SHORT PROBLEM: Please retype the data in full and exactly; the pictures are not part of the copy.

EXERCISE DATA:
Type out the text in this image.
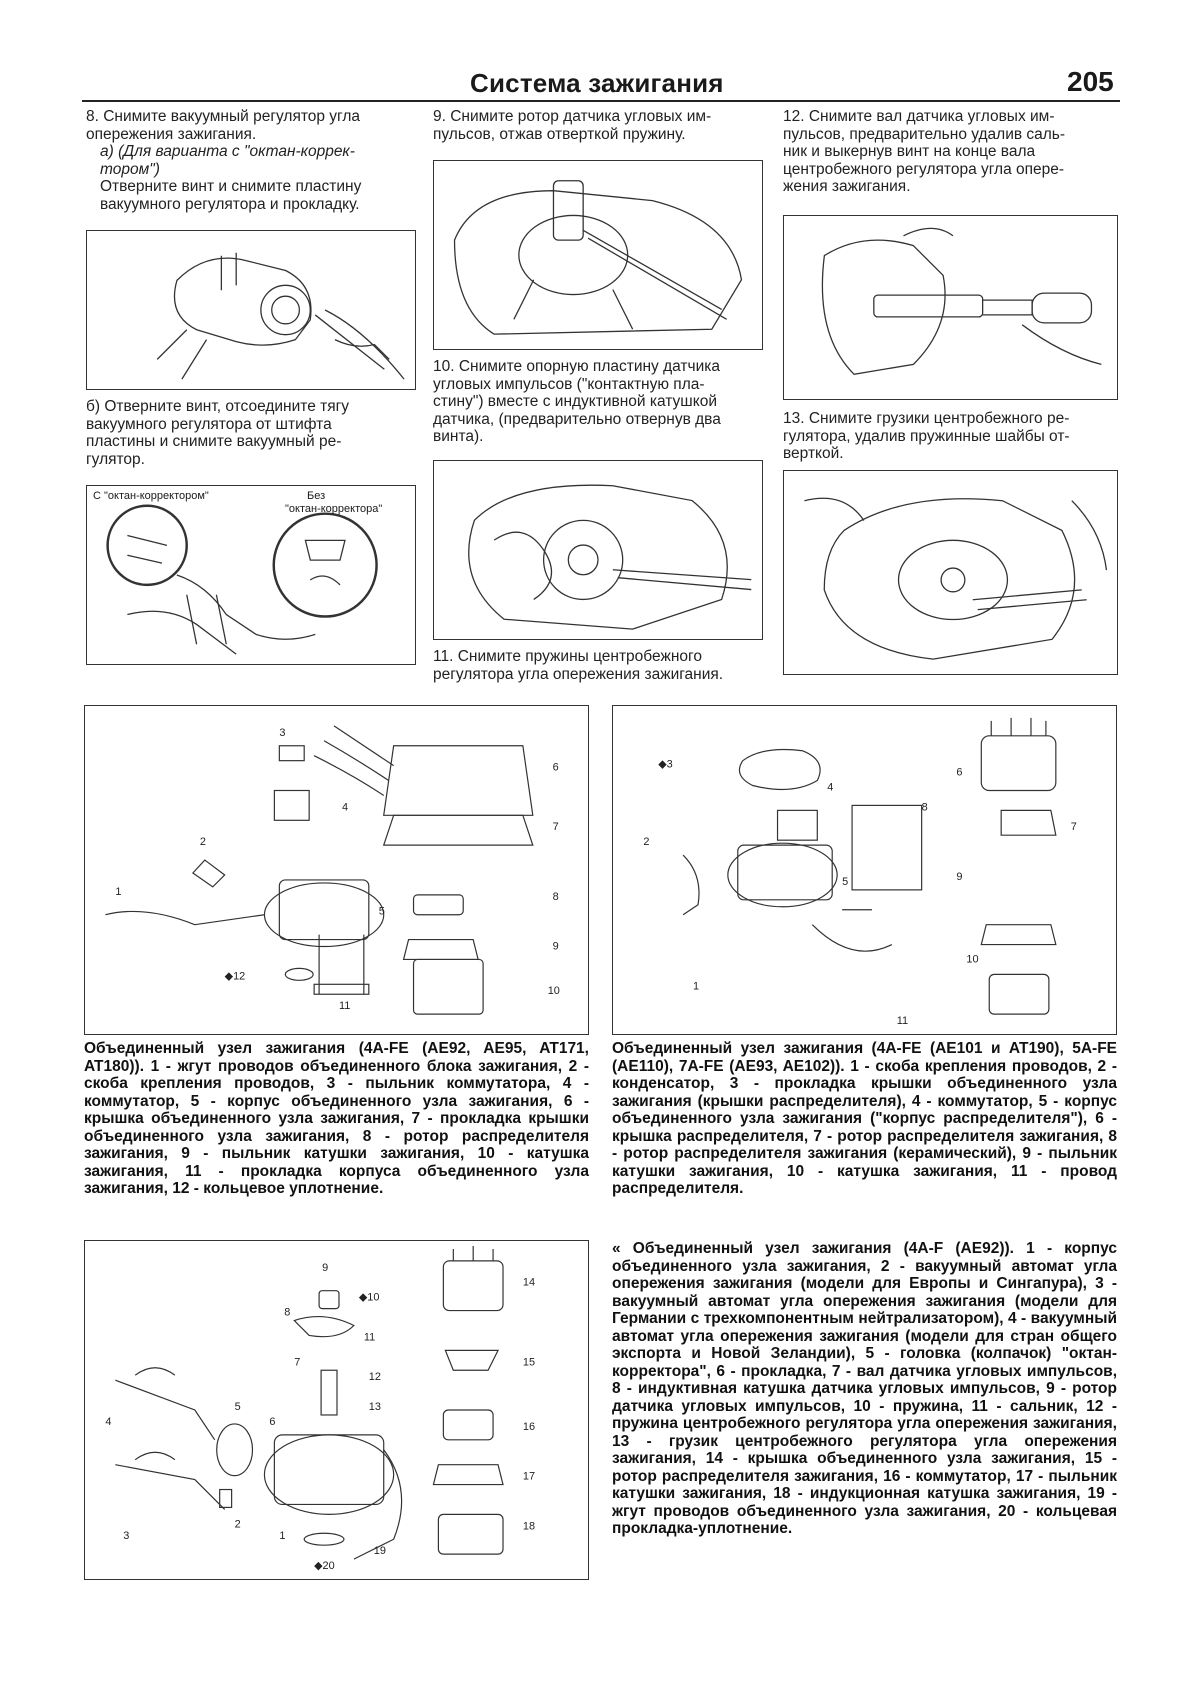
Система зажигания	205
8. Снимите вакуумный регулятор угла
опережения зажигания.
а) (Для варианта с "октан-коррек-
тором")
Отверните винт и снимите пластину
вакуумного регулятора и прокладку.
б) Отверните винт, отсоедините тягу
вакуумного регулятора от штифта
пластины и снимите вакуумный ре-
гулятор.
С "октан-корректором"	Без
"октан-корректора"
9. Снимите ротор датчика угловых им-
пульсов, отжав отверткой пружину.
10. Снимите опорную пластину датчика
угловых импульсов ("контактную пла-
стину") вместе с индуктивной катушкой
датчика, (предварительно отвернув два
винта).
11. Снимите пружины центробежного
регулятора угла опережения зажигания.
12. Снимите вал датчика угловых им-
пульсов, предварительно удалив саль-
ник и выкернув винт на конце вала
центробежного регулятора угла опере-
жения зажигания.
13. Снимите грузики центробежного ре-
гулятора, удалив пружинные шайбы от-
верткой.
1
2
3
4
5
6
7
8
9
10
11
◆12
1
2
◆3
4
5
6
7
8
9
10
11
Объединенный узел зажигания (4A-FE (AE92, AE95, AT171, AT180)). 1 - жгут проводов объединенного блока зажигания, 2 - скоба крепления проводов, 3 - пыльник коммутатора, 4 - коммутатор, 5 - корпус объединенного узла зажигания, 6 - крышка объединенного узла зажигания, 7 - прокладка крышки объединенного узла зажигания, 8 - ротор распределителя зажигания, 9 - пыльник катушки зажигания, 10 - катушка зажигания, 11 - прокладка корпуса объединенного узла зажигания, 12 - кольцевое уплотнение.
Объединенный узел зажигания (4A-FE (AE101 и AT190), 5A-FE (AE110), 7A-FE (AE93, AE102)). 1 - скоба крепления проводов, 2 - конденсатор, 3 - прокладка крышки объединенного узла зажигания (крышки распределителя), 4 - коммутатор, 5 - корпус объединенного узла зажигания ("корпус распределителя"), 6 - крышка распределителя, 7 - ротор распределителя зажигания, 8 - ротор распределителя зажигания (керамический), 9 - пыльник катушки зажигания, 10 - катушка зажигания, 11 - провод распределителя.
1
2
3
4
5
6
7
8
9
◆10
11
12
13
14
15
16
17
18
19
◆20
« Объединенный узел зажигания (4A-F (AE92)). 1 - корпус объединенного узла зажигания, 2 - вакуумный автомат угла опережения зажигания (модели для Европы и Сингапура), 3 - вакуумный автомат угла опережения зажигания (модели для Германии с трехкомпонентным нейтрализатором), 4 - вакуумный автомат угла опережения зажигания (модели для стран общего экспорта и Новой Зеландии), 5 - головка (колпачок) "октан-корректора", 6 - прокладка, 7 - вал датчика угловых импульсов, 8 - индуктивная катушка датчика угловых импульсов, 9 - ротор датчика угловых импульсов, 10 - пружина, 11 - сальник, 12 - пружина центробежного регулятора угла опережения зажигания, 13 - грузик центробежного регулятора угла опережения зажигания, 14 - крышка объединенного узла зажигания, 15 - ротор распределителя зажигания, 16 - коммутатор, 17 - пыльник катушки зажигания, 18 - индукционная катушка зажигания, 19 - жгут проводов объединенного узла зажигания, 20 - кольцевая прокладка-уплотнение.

SOLVED EXERCISE:
Type out the text in this image.
Система зажигания	205
8. Снимите вакуумный регулятор угла
опережения зажигания.
а) (Для варианта с "октан-коррек-
тором")
Отверните винт и снимите пластину
вакуумного регулятора и прокладку.
б) Отверните винт, отсоедините тягу
вакуумного регулятора от штифта
пластины и снимите вакуумный ре-
гулятор.
С "октан-корректором"	Без
"октан-корректора"
9. Снимите ротор датчика угловых им-
пульсов, отжав отверткой пружину.
10. Снимите опорную пластину датчика
угловых импульсов ("контактную пла-
стину") вместе с индуктивной катушкой
датчика, (предварительно отвернув два
винта).
11. Снимите пружины центробежного
регулятора угла опережения зажигания.
12. Снимите вал датчика угловых им-
пульсов, предварительно удалив саль-
ник и выкернув винт на конце вала
центробежного регулятора угла опере-
жения зажигания.
13. Снимите грузики центробежного ре-
гулятора, удалив пружинные шайбы от-
верткой.
1
2
3
4
5
6
7
8
9
10
11
◆12
1
2
◆3
4
5
6
7
8
9
10
11
Объединенный узел зажигания (4A-FE (AE92, AE95, AT171, AT180)). 1 - жгут проводов объединенного блока зажигания, 2 - скоба крепления проводов, 3 - пыльник коммутатора, 4 - коммутатор, 5 - корпус объединенного узла зажигания, 6 - крышка объединенного узла зажигания, 7 - прокладка крышки объединенного узла зажигания, 8 - ротор распределителя зажигания, 9 - пыльник катушки зажигания, 10 - катушка зажигания, 11 - прокладка корпуса объединенного узла зажигания, 12 - кольцевое уплотнение.
Объединенный узел зажигания (4A-FE (AE101 и AT190), 5A-FE (AE110), 7A-FE (AE93, AE102)). 1 - скоба крепления проводов, 2 - конденсатор, 3 - прокладка крышки объединенного узла зажигания (крышки распределителя), 4 - коммутатор, 5 - корпус объединенного узла зажигания ("корпус распределителя"), 6 - крышка распределителя, 7 - ротор распределителя зажигания, 8 - ротор распределителя зажигания (керамический), 9 - пыльник катушки зажигания, 10 - катушка зажигания, 11 - провод распределителя.
1
2
3
4
5
6
7
8
9
◆10
11
12
13
14
15
16
17
18
19
◆20
« Объединенный узел зажигания (4A-F (AE92)). 1 - корпус объединенного узла зажигания, 2 - вакуумный автомат угла опережения зажигания (модели для Европы и Сингапура), 3 - вакуумный автомат угла опережения зажигания (модели для Германии с трехкомпонентным нейтрализатором), 4 - вакуумный автомат угла опережения зажигания (модели для стран общего экспорта и Новой Зеландии), 5 - головка (колпачок) "октан-корректора", 6 - прокладка, 7 - вал датчика угловых импульсов, 8 - индуктивная катушка датчика угловых импульсов, 9 - ротор датчика угловых импульсов, 10 - пружина, 11 - сальник, 12 - пружина центробежного регулятора угла опережения зажигания, 13 - грузик центробежного регулятора угла опережения зажигания, 14 - крышка объединенного узла зажигания, 15 - ротор распределителя зажигания, 16 - коммутатор, 17 - пыльник катушки зажигания, 18 - индукционная катушка зажигания, 19 - жгут проводов объединенного узла зажигания, 20 - кольцевая прокладка-уплотнение.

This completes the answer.